▶ **Reading passage**
Tuesday, February 9, 2016

Not everything catches my fancy

Are there any genres you avoid reading? Why?

By R.J. Harlick

As an avid reader I like to think I have eclectic tastes and will read anything as long as it is well written and a good story. Maybe when I was younger it was the case, but today I’m afraid I stick pretty much to the kind of book I’ve enjoyed in the past, like mysteries, the occasional epic historical, literary fiction and general fiction.

Although I am a great fan of Star Wars and Star Trek, I’ve likely seen every movie and every episode in all their many flavours, I don’t read Sci-Fi. Apart from Frank Herbert’s Dune series, I’ve never been able to immerse myself into their futuristic worlds. While Sci-Fi films will engage me, the books don’t.

The same goes for Fantasy. I liked the Harry Potter movies, but was never able to get into the books. The first Harry Potter book lost my interest part way through, so I never tried another one. But the books have captured the imagination of a generation and made them into big Fantasy fans. I realize this every time I do a book signing and ask an under thirty if they like reading mysteries. Invariably the answer is no, adding Fantasy is their addiction, which does make me wonder who will be reading mysteries twenty years from now.  

But I’ve forgotten about J.R.R. Tolkien, the master conjuror of the fantasy world. I devoured all three books in the Lord of the Rings trilogy plus The Hobbit. But as much as I loved them, it wasn’t enough to entice me to read other Fantasy novels.

I think the reason SciFi and Fantasy books have failed to capture my interest is because their worlds and everything in them are totally fictitious and alien to me. I find I enjoy a book the most when I can relate to something in it and can learn from it. I’m afraid I have little interest in learning about a ‘what if’ world that is entirely a product of a writer’s imagination and bears no relation to the world I live in.

▶ **Dataset content**
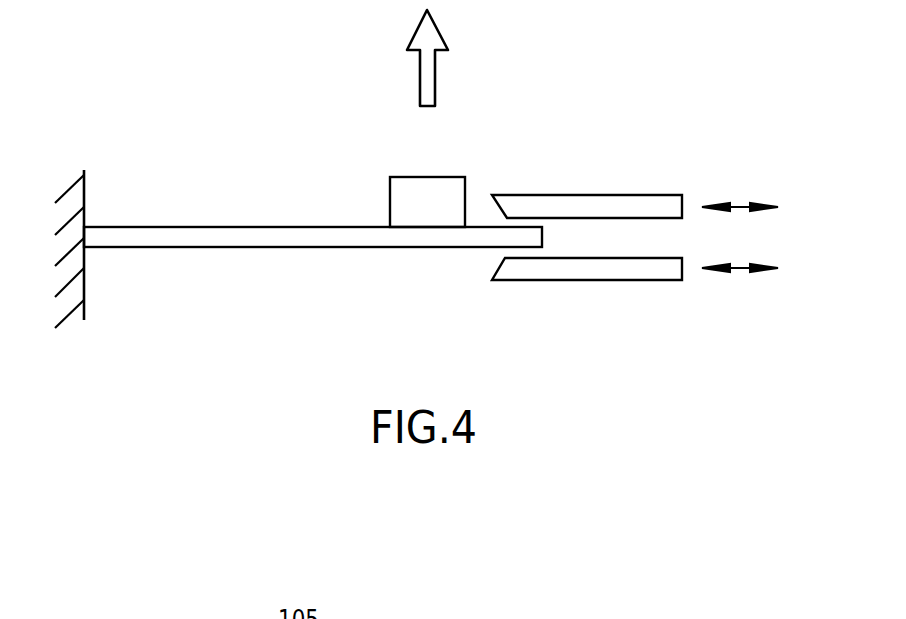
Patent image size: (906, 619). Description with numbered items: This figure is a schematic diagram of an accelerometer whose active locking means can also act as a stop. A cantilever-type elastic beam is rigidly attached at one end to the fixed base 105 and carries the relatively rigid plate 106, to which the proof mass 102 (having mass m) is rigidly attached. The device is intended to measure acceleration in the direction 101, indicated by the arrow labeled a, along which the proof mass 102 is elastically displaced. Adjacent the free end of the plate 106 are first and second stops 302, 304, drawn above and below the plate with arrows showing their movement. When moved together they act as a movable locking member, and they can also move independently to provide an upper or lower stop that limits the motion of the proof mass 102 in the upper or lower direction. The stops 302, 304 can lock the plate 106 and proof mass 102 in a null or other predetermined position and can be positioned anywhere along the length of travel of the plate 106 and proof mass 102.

▶ **Stated exercise**
Render this sentence from the reading-genres post in Spanish: "While Sci-Fi films will engage me, the books don't." Work only from the reading-genres post and ignore the material.

▶ **Final result**
Aunque las películas de ciencia ficción me atrapan, los libros no.